> [Document text]
-- begin --
SIMDy

Blazingly fast computing in Python

SIMDy allow you to write high performance kernels directly from Python. A number of Python features can be used inside of a kernel. They include expressions, functions, user-defined classes, conditionals, arrays and loops. To achieve maximum possible performance SIMDy supports vector data types which allows CPU vector unit utilization.

SIMDy main features are:

  • automatic generation of AVX-512, FMA, AVX2, AVX, SSE instructions
  • high performance
  • on-the-fly code generation
  • native code generation
  • easy to write vectorized code

In example below bellow Monte Carlo simulation (MCS) is applied to Black-Scholes-Merton model. If your CPU have AVX-512 support this example is 4 times faster than C++ implementation.


import time
from multiprocessing import cpu_count
from simdy import simdy_kernel, float64x8, float64, int64

# Option Parameters
S0 = 105.00 # initial index level
K = 100.00 # strike price
T = 1. # call option maturity
r = 0.05 # constant short rate
vola = 0.25 # constant volatility factor of diffusion
NSamples = 10000000 # NSamples * 8 * cpu_count() samples is processed


@simdy_kernel
def rnd_gaus() -> float64x8:
    u = random_float64x8()
    r = sqrt(-2.0 * log(u))
    theta = 2.0 * 3.141592653589793 * random_float64x8()
    y = r * sin(theta)
    return y


@simdy_kernel(nthreads=cpu_count())
def black_scholes(S0: float64, K: float64, T: float64, r: float64, vola: float64, n: int64) -> float64:
    val = float64x8((r - 0.5 * vola * vola) * T)
    val2 = float64x8(sqrt(T) * vola)
    K8 = float64x8(K)
    C0 = float64x8(0.0)
    zero = float64x8(0)
    for i in range(n):
        ST = S0 * exp(val + val2 * rnd_gaus())
        C0 += max(ST - K8, zero)

    C0 = C0 * exp(float64x8(-r * T))
    result = C0[0] + C0[1] + C0[2] + C0[3] + C0[4] + C0[5] + C0[6] + C0[7]
    result = result / float64(n*8)
    return result

start = time.clock()
val = black_scholes(float64(S0), float64(K), float64(T), float64(r), float64(vola), int64(NSamples))
val = sum(val) / cpu_count()
end = time.clock()
print("Execution time ", end - start)
print("Result ", val)
-- end --
> [Challenge A] From the SIMDy page, set down word for word the passage starting with "start = time.clock()" and going on through "end = time.clock()".

> [Extracted records]
-- begin --
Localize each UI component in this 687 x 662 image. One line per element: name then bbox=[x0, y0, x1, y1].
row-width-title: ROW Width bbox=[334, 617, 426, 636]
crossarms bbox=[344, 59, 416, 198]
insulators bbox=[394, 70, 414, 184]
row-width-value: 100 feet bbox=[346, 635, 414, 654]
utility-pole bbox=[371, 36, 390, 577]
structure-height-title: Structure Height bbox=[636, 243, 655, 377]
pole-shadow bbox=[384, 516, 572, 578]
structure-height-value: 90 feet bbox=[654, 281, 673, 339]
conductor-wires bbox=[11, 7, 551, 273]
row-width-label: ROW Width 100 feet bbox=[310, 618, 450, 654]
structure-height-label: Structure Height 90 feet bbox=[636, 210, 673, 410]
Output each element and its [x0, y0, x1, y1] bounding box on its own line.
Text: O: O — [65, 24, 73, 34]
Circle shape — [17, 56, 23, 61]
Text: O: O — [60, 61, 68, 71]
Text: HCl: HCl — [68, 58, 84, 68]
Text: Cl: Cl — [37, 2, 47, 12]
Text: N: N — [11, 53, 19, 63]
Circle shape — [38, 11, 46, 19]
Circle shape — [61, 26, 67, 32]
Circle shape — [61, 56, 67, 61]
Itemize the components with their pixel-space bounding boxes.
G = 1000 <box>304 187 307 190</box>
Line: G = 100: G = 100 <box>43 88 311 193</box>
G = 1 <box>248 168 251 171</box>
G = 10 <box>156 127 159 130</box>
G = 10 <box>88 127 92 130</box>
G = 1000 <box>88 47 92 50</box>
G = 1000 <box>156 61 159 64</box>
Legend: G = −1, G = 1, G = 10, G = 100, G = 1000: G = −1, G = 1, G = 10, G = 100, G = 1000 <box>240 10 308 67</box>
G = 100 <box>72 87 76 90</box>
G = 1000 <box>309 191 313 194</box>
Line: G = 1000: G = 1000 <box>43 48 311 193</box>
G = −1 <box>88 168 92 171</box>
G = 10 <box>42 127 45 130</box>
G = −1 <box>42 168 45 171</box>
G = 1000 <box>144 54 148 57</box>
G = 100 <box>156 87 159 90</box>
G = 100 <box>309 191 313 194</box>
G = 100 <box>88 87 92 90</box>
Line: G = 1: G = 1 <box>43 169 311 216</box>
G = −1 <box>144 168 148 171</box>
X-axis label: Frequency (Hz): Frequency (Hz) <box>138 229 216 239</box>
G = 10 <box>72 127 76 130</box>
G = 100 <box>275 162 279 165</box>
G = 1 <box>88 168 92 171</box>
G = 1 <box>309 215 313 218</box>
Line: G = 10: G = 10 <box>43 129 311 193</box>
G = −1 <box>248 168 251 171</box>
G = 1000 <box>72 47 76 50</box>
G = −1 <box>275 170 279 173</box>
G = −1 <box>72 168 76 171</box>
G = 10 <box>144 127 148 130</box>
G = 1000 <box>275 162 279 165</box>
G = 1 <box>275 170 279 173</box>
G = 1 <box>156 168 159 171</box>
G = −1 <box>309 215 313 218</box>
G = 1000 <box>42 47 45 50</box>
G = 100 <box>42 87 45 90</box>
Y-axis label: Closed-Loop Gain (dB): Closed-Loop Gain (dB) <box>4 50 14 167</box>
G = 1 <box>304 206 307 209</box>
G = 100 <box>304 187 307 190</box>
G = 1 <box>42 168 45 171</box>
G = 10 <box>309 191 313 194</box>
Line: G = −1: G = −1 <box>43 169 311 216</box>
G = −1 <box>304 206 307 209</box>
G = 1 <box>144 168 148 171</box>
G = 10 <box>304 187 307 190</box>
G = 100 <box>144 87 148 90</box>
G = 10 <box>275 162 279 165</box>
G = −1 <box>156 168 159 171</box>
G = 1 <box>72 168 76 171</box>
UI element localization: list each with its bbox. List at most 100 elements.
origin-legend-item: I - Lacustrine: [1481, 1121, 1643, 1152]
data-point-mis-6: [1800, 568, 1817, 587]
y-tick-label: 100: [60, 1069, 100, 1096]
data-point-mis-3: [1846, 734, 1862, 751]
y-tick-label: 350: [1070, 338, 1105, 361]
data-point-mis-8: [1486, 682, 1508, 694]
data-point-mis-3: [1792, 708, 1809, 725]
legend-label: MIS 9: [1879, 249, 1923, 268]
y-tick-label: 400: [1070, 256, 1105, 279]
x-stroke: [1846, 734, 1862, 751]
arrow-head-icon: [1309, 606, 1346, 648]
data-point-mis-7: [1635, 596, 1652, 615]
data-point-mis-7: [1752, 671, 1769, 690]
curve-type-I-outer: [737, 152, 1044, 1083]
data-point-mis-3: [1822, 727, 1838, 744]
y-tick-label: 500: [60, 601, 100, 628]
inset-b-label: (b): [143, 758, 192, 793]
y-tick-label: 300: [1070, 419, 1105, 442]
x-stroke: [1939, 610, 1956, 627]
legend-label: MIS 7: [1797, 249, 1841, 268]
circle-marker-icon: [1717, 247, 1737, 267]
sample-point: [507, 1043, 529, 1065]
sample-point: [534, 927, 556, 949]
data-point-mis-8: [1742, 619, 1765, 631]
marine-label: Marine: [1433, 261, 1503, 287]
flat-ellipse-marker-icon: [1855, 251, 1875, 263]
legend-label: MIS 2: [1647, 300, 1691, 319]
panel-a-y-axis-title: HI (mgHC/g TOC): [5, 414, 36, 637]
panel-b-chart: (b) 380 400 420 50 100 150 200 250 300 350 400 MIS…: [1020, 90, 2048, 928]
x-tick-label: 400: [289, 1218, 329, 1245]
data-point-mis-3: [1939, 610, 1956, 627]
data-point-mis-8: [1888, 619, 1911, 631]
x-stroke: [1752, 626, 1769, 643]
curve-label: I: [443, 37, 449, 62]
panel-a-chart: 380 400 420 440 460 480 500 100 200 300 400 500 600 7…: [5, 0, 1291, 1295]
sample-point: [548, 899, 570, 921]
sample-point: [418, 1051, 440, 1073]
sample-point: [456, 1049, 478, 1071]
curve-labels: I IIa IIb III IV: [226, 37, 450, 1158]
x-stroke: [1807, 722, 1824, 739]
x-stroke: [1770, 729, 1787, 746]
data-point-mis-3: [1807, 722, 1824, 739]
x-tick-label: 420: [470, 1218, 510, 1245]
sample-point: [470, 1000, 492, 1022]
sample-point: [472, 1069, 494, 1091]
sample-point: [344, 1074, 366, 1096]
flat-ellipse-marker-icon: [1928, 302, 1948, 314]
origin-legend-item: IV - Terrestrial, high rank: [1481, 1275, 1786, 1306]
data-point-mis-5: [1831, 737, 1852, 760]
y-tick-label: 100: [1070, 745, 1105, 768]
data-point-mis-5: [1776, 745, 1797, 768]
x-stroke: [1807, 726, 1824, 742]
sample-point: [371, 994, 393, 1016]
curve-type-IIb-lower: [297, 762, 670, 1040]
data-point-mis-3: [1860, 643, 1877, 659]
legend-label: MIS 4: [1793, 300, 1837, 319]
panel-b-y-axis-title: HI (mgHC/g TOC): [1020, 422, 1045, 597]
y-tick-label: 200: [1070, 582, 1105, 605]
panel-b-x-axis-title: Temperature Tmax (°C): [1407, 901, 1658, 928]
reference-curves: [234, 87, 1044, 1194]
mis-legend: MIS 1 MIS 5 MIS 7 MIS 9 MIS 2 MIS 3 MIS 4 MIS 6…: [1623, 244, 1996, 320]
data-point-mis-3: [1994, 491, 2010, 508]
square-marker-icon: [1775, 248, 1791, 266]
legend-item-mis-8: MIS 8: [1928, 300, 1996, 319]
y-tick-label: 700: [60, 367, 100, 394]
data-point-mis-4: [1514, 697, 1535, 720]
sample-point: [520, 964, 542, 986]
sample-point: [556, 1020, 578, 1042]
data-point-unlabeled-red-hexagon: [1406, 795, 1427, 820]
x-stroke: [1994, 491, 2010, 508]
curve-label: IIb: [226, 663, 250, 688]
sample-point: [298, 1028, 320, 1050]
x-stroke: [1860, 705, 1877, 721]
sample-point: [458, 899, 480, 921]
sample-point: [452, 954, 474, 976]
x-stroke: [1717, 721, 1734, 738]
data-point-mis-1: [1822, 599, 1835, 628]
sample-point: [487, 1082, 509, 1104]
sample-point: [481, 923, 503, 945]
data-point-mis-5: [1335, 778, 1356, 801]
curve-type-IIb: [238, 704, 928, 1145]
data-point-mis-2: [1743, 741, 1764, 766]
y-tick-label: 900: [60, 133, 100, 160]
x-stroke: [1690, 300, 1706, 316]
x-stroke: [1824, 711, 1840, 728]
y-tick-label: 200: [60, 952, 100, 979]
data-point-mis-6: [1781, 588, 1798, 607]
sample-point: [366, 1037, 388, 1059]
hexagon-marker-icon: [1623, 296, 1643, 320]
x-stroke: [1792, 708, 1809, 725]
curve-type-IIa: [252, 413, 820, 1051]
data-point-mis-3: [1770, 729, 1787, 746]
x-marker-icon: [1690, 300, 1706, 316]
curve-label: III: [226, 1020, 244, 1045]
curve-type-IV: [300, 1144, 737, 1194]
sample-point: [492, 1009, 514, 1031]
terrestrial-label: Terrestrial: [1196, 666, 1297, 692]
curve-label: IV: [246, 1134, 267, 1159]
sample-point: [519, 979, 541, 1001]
-- end --
> [Challenge B] Recast the records as a JSON list of strings, one string per line with blank lines left out, starting with the first line of the records and going on through the line with "G = 1000 <box>304 187 307 190</box>".

> [Worked answer A]
start = time.clock()
val = black_scholes(float64(S0), float64(K), float64(T), float64(r), float64(vola), int64(NSamples))
val = sum(val) / cpu_count()
end = time.clock()

> [Worked answer B]
[
  "Localize each UI component in this 687 x 662 image. One line per element: name then bbox=[x0, y0, x1, y1].",
  "row-width-title: ROW Width bbox=[334, 617, 426, 636]",
  "crossarms bbox=[344, 59, 416, 198]",
  "insulators bbox=[394, 70, 414, 184]",
  "row-width-value: 100 feet bbox=[346, 635, 414, 654]",
  "utility-pole bbox=[371, 36, 390, 577]",
  "structure-height-title: Structure Height bbox=[636, 243, 655, 377]",
  "pole-shadow bbox=[384, 516, 572, 578]",
  "structure-height-value: 90 feet bbox=[654, 281, 673, 339]",
  "conductor-wires bbox=[11, 7, 551, 273]",
  "row-width-label: ROW Width 100 feet bbox=[310, 618, 450, 654]",
  "structure-height-label: Structure Height 90 feet bbox=[636, 210, 673, 410]",
  "Output each element and its [x0, y0, x1, y1] bounding box on its own line.",
  "Text: O: O — [65, 24, 73, 34]",
  "Circle shape — [17, 56, 23, 61]",
  "Text: O: O — [60, 61, 68, 71]",
  "Text: HCl: HCl — [68, 58, 84, 68]",
  "Text: Cl: Cl — [37, 2, 47, 12]",
  "Text: N: N — [11, 53, 19, 63]",
  "Circle shape — [38, 11, 46, 19]",
  "Circle shape — [61, 26, 67, 32]",
  "Circle shape — [61, 56, 67, 61]",
  "Itemize the components with their pixel-space bounding boxes.",
  "G = 1000 <box>304 187 307 190</box>"
]